__SECÇÃO DO TEXTO__.
Os chuveirinhos para lavar o rabo, nas casas de banho do aeroporto. E algumas delas estavam molhadas no chão. O conceito de casa de banho nestes países é muito diferente do nosso, em Portugal e na Europa em geral. O chão duma casa de banho é feito para estar molhado. O duche é tomado para o chão. O chuveiro do rabo molha tudo, claro, mas normalmente já está sempre tudo molhado, não faz diferença. Tapetes no chão é algo impensável, nestes países.

Hotel do aeroporto, em Bali.

E assim entrei à meia noite no hotel em Bali, diretamente da recolha das bagagens (chegaram bem, felizmente), pelos corredores fora, até à receção do hotel. Sugestão da Timor MEGAtours, refira-se. Eu tinha reservado outro hotel a 1.5km do aeroporto, e cancelei-o (sem despesas). Este ficou um pouco mais caro, mas o conforto de sair do avião e entrar no hotel, sem táxis e deslocações pelo meio, vale muito.

Pequeno almoço no hotel do aeroporto, em Bali. A dor de estômago provocada pelo comprimido da malária acalmou durante a noite e de manhã tive algum cuidado. Arroz cozido, com água também cozida com frango (eles separam as coisas, mas as pessoas podem misturar na tigela, se quiserem – fazendo assim uma canja).

Pouco faltou para eu entrar em histeria, ao ver estas frutas. O mangostão. O espantoso mangostão ao pequeno almoço. (Quem é que se lembra do manjar dos deuses, nas crónicas da China? Nomeadamente a crónica 112 da China). Nem queria acreditar.

E os dragões vermelhos, no topo superior esquerdo, que parecem um kiwi branco, por dentro. Provei-os no Vietname e nessa viagem trouxe alguns para Portugal, escondidos na bagagem do porão!! Não propriamente pelo sabor, que de facto é pouco intenso e pouco doce, mas pelo seu aspeto exótico.

O mangostão. Mas não eram tão bons como os do sul da China.

Não sei o nome deste fruto, com uma casca que parecem escamas. É rijo e doce. Devia ter provado a outra fruta também, que parece um limão.
[Nota! Informaram-me posteriormente que esta fruta é conhecida por “fruta da serpente”, precisamente pelo aspeto, e a sua árvore é uma palmeira chamada “salak”].

E a viagem vai continuar. Às 9.25h tenho o quarto e último voo para Timor.

__PERGUNTAS A RESPONDER__.
(1) No relato, a que distância do aeroporto ficava o hotel que tinha sido reservado e depois cancelado?
(2) Por favor, extraia do relato o trecho que vai de "[Nota! Informaram-me posteriormente" a "voo para Timor.".

__MATERIAL DE ORIGEM__.
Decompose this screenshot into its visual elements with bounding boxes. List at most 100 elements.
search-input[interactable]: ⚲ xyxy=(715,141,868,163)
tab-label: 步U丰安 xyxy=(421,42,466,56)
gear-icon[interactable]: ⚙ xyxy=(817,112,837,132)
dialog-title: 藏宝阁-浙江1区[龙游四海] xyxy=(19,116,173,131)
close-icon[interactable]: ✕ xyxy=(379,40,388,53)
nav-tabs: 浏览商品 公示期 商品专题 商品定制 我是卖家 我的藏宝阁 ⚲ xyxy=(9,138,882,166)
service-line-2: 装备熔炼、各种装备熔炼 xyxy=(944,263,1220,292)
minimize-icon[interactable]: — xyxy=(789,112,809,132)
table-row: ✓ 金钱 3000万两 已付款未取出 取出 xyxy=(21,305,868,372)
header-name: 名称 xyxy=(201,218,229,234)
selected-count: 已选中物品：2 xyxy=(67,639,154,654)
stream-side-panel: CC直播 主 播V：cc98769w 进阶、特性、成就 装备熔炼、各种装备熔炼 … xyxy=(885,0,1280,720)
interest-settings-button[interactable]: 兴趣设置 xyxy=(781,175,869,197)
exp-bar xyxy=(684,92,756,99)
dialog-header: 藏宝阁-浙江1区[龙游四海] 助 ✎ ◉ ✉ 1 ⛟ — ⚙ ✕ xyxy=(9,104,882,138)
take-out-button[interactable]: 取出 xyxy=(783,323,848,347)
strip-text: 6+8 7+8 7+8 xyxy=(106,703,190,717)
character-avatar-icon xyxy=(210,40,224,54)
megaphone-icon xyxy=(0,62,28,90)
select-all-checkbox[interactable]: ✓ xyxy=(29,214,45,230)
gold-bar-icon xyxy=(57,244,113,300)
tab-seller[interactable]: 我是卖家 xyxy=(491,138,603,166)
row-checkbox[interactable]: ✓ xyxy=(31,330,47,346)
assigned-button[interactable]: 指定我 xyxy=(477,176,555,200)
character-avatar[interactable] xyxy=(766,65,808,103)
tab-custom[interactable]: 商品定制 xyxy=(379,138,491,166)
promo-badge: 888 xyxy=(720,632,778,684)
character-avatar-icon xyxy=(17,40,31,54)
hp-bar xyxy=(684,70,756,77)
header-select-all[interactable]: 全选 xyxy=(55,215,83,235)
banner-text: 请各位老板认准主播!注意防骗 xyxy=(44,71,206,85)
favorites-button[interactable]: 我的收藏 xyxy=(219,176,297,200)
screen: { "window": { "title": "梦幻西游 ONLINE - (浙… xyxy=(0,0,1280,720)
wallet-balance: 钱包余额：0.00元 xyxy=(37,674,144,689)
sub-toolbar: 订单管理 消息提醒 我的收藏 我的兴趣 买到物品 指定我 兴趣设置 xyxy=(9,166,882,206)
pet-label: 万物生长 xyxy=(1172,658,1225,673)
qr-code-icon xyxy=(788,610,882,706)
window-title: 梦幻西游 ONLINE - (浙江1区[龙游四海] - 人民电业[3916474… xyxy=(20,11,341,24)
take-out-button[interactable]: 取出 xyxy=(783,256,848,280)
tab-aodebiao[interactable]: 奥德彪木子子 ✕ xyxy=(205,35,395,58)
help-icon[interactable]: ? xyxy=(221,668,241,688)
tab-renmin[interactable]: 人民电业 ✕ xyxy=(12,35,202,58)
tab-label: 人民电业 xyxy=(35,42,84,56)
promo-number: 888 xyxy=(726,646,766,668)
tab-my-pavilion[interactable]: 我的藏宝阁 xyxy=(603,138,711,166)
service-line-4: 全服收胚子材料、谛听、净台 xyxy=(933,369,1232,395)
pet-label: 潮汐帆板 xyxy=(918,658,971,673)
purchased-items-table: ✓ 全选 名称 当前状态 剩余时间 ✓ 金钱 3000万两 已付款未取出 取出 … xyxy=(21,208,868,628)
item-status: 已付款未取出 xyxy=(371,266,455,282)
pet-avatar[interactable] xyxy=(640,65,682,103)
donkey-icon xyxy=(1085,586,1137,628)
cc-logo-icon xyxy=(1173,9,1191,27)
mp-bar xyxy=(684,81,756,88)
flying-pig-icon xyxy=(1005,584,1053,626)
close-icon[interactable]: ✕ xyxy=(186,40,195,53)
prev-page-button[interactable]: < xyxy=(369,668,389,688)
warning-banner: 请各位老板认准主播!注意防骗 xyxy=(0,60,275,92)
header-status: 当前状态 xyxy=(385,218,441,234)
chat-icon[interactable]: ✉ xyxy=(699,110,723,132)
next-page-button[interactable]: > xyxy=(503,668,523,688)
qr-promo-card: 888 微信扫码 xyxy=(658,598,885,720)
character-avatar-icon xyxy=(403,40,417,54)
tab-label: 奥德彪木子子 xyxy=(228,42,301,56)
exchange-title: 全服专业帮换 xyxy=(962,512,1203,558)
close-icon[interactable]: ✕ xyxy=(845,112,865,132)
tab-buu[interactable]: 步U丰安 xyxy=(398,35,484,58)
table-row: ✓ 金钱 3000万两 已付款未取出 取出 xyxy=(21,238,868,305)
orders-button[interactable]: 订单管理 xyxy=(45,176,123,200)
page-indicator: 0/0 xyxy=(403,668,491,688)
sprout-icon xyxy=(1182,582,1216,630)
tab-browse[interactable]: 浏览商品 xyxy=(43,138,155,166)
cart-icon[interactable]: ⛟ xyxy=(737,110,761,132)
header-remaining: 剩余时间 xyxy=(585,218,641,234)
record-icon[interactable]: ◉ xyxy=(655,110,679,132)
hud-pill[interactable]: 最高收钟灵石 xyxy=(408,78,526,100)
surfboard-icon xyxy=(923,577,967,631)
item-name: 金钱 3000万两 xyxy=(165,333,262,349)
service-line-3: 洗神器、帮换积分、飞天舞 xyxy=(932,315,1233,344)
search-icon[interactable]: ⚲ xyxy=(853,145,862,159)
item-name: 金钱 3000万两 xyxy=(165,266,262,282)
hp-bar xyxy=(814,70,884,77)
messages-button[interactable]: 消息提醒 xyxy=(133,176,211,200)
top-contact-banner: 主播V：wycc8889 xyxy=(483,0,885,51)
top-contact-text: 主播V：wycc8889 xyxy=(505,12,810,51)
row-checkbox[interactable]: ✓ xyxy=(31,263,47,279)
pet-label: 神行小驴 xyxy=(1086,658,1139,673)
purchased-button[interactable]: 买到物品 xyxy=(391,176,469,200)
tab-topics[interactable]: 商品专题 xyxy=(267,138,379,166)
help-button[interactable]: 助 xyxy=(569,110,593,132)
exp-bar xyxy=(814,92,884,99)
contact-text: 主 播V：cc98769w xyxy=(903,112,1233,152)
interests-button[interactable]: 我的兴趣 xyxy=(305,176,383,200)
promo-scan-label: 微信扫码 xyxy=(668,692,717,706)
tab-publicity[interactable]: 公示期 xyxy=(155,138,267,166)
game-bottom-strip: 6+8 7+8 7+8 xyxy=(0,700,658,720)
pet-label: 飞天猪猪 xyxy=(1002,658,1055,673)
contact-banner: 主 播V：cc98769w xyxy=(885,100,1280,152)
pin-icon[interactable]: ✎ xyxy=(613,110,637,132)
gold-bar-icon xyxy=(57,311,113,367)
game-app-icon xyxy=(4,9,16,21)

__LISTA DE RESPOSTAS__.
(1) A 1.5km do aeroporto.

(2)
[Nota! Informaram-me posteriormente que esta fruta é conhecida por “fruta da serpente”, precisamente pelo aspeto, e a sua árvore é uma palmeira chamada “salak”].

E a viagem vai continuar. Às 9.25h tenho o quarto e último voo para Timor.